> **TO BE DONE**: Can you write out all the lines word for word, with no pictures?

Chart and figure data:
◆ ◆ ◆ ◆ ◆ ◆ ◆

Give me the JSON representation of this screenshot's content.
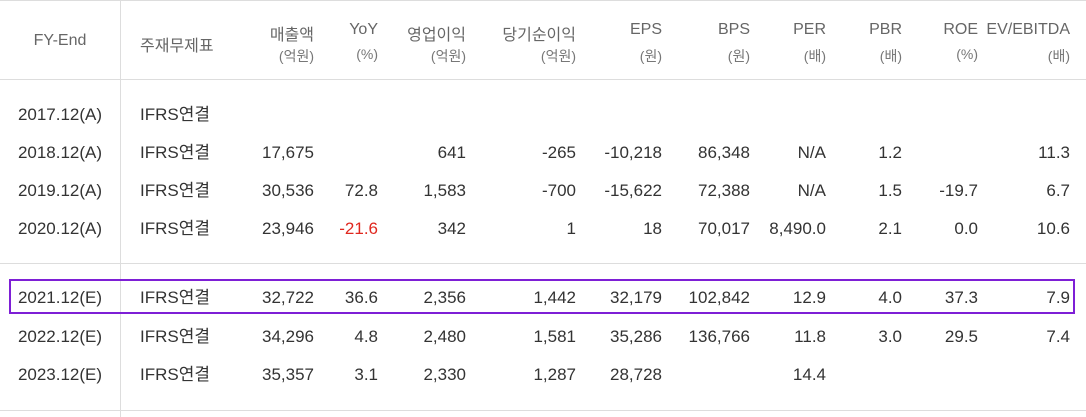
{
  "header": {
    "fy": "FY-End",
    "statement": "주재무제표",
    "columns": [
      {
        "label": "매출액",
        "unit": "(억원)"
      },
      {
        "label": "YoY",
        "unit": "(%)"
      },
      {
        "label": "영업이익",
        "unit": "(억원)"
      },
      {
        "label": "당기순이익",
        "unit": "(억원)"
      },
      {
        "label": "EPS",
        "unit": "(원)"
      },
      {
        "label": "BPS",
        "unit": "(원)"
      },
      {
        "label": "PER",
        "unit": "(배)"
      },
      {
        "label": "PBR",
        "unit": "(배)"
      },
      {
        "label": "ROE",
        "unit": "(%)"
      },
      {
        "label": "EV/EBITDA",
        "unit": "(배)"
      }
    ]
  },
  "rows": [
    {
      "fy": "2017.12(A)",
      "statement": "IFRS연결",
      "values": [
        "",
        "",
        "",
        "",
        "",
        "",
        "",
        "",
        "",
        ""
      ]
    },
    {
      "fy": "2018.12(A)",
      "statement": "IFRS연결",
      "values": [
        "17,675",
        "",
        "641",
        "-265",
        "-10,218",
        "86,348",
        "N/A",
        "1.2",
        "",
        "11.3"
      ]
    },
    {
      "fy": "2019.12(A)",
      "statement": "IFRS연결",
      "values": [
        "30,536",
        "72.8",
        "1,583",
        "-700",
        "-15,622",
        "72,388",
        "N/A",
        "1.5",
        "-19.7",
        "6.7"
      ]
    },
    {
      "fy": "2020.12(A)",
      "statement": "IFRS연결",
      "values": [
        "23,946",
        "-21.6",
        "342",
        "1",
        "18",
        "70,017",
        "8,490.0",
        "2.1",
        "0.0",
        "10.6"
      ]
    },
    {
      "fy": "2021.12(E)",
      "statement": "IFRS연결",
      "values": [
        "32,722",
        "36.6",
        "2,356",
        "1,442",
        "32,179",
        "102,842",
        "12.9",
        "4.0",
        "37.3",
        "7.9"
      ]
    },
    {
      "fy": "2022.12(E)",
      "statement": "IFRS연결",
      "values": [
        "34,296",
        "4.8",
        "2,480",
        "1,581",
        "35,286",
        "136,766",
        "11.8",
        "3.0",
        "29.5",
        "7.4"
      ]
    },
    {
      "fy": "2023.12(E)",
      "statement": "IFRS연결",
      "values": [
        "35,357",
        "3.1",
        "2,330",
        "1,287",
        "28,728",
        "",
        "14.4",
        "",
        "",
        ""
      ]
    }
  ],
  "colors": {
    "negative_highlight": "#e0281f",
    "selection_border": "#7e1fd6"
  }
}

◆ ◆ ◆ ◆ ◆ ◆ ◆

> **THE SOLUTION**:
Give me the JSON representation of this screenshot's content.
{
  "header": {
    "fy": "FY-End",
    "statement": "주재무제표",
    "columns": [
      {
        "label": "매출액",
        "unit": "(억원)"
      },
      {
        "label": "YoY",
        "unit": "(%)"
      },
      {
        "label": "영업이익",
        "unit": "(억원)"
      },
      {
        "label": "당기순이익",
        "unit": "(억원)"
      },
      {
        "label": "EPS",
        "unit": "(원)"
      },
      {
        "label": "BPS",
        "unit": "(원)"
      },
      {
        "label": "PER",
        "unit": "(배)"
      },
      {
        "label": "PBR",
        "unit": "(배)"
      },
      {
        "label": "ROE",
        "unit": "(%)"
      },
      {
        "label": "EV/EBITDA",
        "unit": "(배)"
      }
    ]
  },
  "rows": [
    {
      "fy": "2017.12(A)",
      "statement": "IFRS연결",
      "values": [
        "",
        "",
        "",
        "",
        "",
        "",
        "",
        "",
        "",
        ""
      ]
    },
    {
      "fy": "2018.12(A)",
      "statement": "IFRS연결",
      "values": [
        "17,675",
        "",
        "641",
        "-265",
        "-10,218",
        "86,348",
        "N/A",
        "1.2",
        "",
        "11.3"
      ]
    },
    {
      "fy": "2019.12(A)",
      "statement": "IFRS연결",
      "values": [
        "30,536",
        "72.8",
        "1,583",
        "-700",
        "-15,622",
        "72,388",
        "N/A",
        "1.5",
        "-19.7",
        "6.7"
      ]
    },
    {
      "fy": "2020.12(A)",
      "statement": "IFRS연결",
      "values": [
        "23,946",
        "-21.6",
        "342",
        "1",
        "18",
        "70,017",
        "8,490.0",
        "2.1",
        "0.0",
        "10.6"
      ]
    },
    {
      "fy": "2021.12(E)",
      "statement": "IFRS연결",
      "values": [
        "32,722",
        "36.6",
        "2,356",
        "1,442",
        "32,179",
        "102,842",
        "12.9",
        "4.0",
        "37.3",
        "7.9"
      ]
    },
    {
      "fy": "2022.12(E)",
      "statement": "IFRS연결",
      "values": [
        "34,296",
        "4.8",
        "2,480",
        "1,581",
        "35,286",
        "136,766",
        "11.8",
        "3.0",
        "29.5",
        "7.4"
      ]
    },
    {
      "fy": "2023.12(E)",
      "statement": "IFRS연결",
      "values": [
        "35,357",
        "3.1",
        "2,330",
        "1,287",
        "28,728",
        "",
        "14.4",
        "",
        "",
        ""
      ]
    }
  ],
  "colors": {
    "negative_highlight": "#e0281f",
    "selection_border": "#7e1fd6"
  }
}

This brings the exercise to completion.